● What the task asks: Would you copy out the whole listing exactly as given?

** start **

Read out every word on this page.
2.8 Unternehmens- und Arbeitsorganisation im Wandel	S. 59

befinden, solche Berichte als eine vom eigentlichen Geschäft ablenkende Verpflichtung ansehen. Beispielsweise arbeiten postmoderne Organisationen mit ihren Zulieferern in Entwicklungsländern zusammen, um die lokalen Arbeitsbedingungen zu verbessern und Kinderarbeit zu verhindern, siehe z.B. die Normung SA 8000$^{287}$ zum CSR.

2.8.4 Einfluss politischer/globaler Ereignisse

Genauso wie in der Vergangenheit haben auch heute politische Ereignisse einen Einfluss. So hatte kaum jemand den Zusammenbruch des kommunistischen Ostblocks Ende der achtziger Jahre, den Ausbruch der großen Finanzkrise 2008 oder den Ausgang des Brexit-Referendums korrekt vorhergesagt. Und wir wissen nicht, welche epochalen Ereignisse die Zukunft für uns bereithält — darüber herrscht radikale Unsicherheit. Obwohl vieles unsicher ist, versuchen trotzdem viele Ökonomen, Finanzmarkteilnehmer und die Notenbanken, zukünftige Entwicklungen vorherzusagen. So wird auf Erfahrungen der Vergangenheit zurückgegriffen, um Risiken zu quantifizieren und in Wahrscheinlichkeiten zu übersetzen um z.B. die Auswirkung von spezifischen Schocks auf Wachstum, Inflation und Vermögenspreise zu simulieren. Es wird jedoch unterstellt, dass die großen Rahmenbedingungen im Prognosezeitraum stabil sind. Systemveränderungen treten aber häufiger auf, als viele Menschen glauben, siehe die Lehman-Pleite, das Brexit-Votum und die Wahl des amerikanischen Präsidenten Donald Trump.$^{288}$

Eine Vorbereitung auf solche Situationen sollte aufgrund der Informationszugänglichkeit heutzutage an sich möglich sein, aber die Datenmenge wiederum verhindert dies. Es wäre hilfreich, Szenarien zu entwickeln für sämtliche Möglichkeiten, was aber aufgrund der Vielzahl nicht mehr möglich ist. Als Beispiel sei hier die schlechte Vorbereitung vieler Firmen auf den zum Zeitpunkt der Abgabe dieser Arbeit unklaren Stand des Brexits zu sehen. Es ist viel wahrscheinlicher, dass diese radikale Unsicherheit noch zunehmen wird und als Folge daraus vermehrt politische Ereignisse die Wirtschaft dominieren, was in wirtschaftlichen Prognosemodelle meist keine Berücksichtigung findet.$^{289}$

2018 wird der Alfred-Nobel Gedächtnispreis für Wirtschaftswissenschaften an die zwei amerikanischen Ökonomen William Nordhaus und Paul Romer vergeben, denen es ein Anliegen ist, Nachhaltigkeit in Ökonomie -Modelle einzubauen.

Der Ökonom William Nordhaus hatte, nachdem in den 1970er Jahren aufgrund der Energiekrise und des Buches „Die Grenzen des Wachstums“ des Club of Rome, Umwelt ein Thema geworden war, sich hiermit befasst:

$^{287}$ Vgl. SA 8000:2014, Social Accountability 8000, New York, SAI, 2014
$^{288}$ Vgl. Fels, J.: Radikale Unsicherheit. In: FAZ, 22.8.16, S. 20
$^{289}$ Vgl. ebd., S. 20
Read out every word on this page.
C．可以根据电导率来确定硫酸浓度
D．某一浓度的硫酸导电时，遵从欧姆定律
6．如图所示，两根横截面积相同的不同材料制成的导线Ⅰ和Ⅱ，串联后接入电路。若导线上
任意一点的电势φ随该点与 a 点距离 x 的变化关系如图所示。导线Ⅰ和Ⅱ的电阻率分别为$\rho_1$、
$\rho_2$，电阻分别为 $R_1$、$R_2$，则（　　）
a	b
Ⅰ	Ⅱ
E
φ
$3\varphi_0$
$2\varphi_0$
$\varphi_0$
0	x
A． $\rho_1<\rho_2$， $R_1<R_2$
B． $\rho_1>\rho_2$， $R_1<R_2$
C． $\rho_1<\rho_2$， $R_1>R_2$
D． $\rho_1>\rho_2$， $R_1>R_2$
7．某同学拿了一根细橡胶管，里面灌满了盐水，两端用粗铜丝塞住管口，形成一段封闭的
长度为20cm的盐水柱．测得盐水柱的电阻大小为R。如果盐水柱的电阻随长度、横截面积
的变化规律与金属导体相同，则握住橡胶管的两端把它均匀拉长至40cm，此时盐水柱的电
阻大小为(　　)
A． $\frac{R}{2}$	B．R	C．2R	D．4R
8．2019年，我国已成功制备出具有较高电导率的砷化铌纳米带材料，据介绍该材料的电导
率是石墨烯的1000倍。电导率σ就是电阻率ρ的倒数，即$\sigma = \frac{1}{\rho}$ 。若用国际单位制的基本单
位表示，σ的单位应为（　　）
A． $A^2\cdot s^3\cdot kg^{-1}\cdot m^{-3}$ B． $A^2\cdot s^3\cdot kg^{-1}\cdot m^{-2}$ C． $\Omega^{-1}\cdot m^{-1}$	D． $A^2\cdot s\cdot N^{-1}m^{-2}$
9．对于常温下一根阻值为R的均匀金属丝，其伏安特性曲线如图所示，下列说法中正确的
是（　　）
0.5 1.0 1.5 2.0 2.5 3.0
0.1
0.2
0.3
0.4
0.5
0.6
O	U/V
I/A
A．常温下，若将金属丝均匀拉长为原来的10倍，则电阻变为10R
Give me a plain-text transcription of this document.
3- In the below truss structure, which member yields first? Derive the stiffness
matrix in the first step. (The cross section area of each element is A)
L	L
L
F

** end **

● Exercise solution:
Read out every word on this page.
2.8 Unternehmens- und Arbeitsorganisation im Wandel	S. 59

befinden, solche Berichte als eine vom eigentlichen Geschäft ablenkende Verpflichtung ansehen. Beispielsweise arbeiten postmoderne Organisationen mit ihren Zulieferern in Entwicklungsländern zusammen, um die lokalen Arbeitsbedingungen zu verbessern und Kinderarbeit zu verhindern, siehe z.B. die Normung SA 8000$^{287}$ zum CSR.

2.8.4 Einfluss politischer/globaler Ereignisse

Genauso wie in der Vergangenheit haben auch heute politische Ereignisse einen Einfluss. So hatte kaum jemand den Zusammenbruch des kommunistischen Ostblocks Ende der achtziger Jahre, den Ausbruch der großen Finanzkrise 2008 oder den Ausgang des Brexit-Referendums korrekt vorhergesagt. Und wir wissen nicht, welche epochalen Ereignisse die Zukunft für uns bereithält — darüber herrscht radikale Unsicherheit. Obwohl vieles unsicher ist, versuchen trotzdem viele Ökonomen, Finanzmarkteilnehmer und die Notenbanken, zukünftige Entwicklungen vorherzusagen. So wird auf Erfahrungen der Vergangenheit zurückgegriffen, um Risiken zu quantifizieren und in Wahrscheinlichkeiten zu übersetzen um z.B. die Auswirkung von spezifischen Schocks auf Wachstum, Inflation und Vermögenspreise zu simulieren. Es wird jedoch unterstellt, dass die großen Rahmenbedingungen im Prognosezeitraum stabil sind. Systemveränderungen treten aber häufiger auf, als viele Menschen glauben, siehe die Lehman-Pleite, das Brexit-Votum und die Wahl des amerikanischen Präsidenten Donald Trump.$^{288}$

Eine Vorbereitung auf solche Situationen sollte aufgrund der Informationszugänglichkeit heutzutage an sich möglich sein, aber die Datenmenge wiederum verhindert dies. Es wäre hilfreich, Szenarien zu entwickeln für sämtliche Möglichkeiten, was aber aufgrund der Vielzahl nicht mehr möglich ist. Als Beispiel sei hier die schlechte Vorbereitung vieler Firmen auf den zum Zeitpunkt der Abgabe dieser Arbeit unklaren Stand des Brexits zu sehen. Es ist viel wahrscheinlicher, dass diese radikale Unsicherheit noch zunehmen wird und als Folge daraus vermehrt politische Ereignisse die Wirtschaft dominieren, was in wirtschaftlichen Prognosemodelle meist keine Berücksichtigung findet.$^{289}$

2018 wird der Alfred-Nobel Gedächtnispreis für Wirtschaftswissenschaften an die zwei amerikanischen Ökonomen William Nordhaus und Paul Romer vergeben, denen es ein Anliegen ist, Nachhaltigkeit in Ökonomie -Modelle einzubauen.

Der Ökonom William Nordhaus hatte, nachdem in den 1970er Jahren aufgrund der Energiekrise und des Buches „Die Grenzen des Wachstums“ des Club of Rome, Umwelt ein Thema geworden war, sich hiermit befasst:

$^{287}$ Vgl. SA 8000:2014, Social Accountability 8000, New York, SAI, 2014
$^{288}$ Vgl. Fels, J.: Radikale Unsicherheit. In: FAZ, 22.8.16, S. 20
$^{289}$ Vgl. ebd., S. 20
Read out every word on this page.
C．可以根据电导率来确定硫酸浓度
D．某一浓度的硫酸导电时，遵从欧姆定律
6．如图所示，两根横截面积相同的不同材料制成的导线Ⅰ和Ⅱ，串联后接入电路。若导线上
任意一点的电势φ随该点与 a 点距离 x 的变化关系如图所示。导线Ⅰ和Ⅱ的电阻率分别为$\rho_1$、
$\rho_2$，电阻分别为 $R_1$、$R_2$，则（　　）
a	b
Ⅰ	Ⅱ
E
φ
$3\varphi_0$
$2\varphi_0$
$\varphi_0$
0	x
A． $\rho_1<\rho_2$， $R_1<R_2$
B． $\rho_1>\rho_2$， $R_1<R_2$
C． $\rho_1<\rho_2$， $R_1>R_2$
D． $\rho_1>\rho_2$， $R_1>R_2$
7．某同学拿了一根细橡胶管，里面灌满了盐水，两端用粗铜丝塞住管口，形成一段封闭的
长度为20cm的盐水柱．测得盐水柱的电阻大小为R。如果盐水柱的电阻随长度、横截面积
的变化规律与金属导体相同，则握住橡胶管的两端把它均匀拉长至40cm，此时盐水柱的电
阻大小为(　　)
A． $\frac{R}{2}$	B．R	C．2R	D．4R
8．2019年，我国已成功制备出具有较高电导率的砷化铌纳米带材料，据介绍该材料的电导
率是石墨烯的1000倍。电导率σ就是电阻率ρ的倒数，即$\sigma = \frac{1}{\rho}$ 。若用国际单位制的基本单
位表示，σ的单位应为（　　）
A． $A^2\cdot s^3\cdot kg^{-1}\cdot m^{-3}$ B． $A^2\cdot s^3\cdot kg^{-1}\cdot m^{-2}$ C． $\Omega^{-1}\cdot m^{-1}$	D． $A^2\cdot s\cdot N^{-1}m^{-2}$
9．对于常温下一根阻值为R的均匀金属丝，其伏安特性曲线如图所示，下列说法中正确的
是（　　）
0.5 1.0 1.5 2.0 2.5 3.0
0.1
0.2
0.3
0.4
0.5
0.6
O	U/V
I/A
A．常温下，若将金属丝均匀拉长为原来的10倍，则电阻变为10R
Give me a plain-text transcription of this document.
3- In the below truss structure, which member yields first? Derive the stiffness
matrix in the first step. (The cross section area of each element is A)
L	L
L
F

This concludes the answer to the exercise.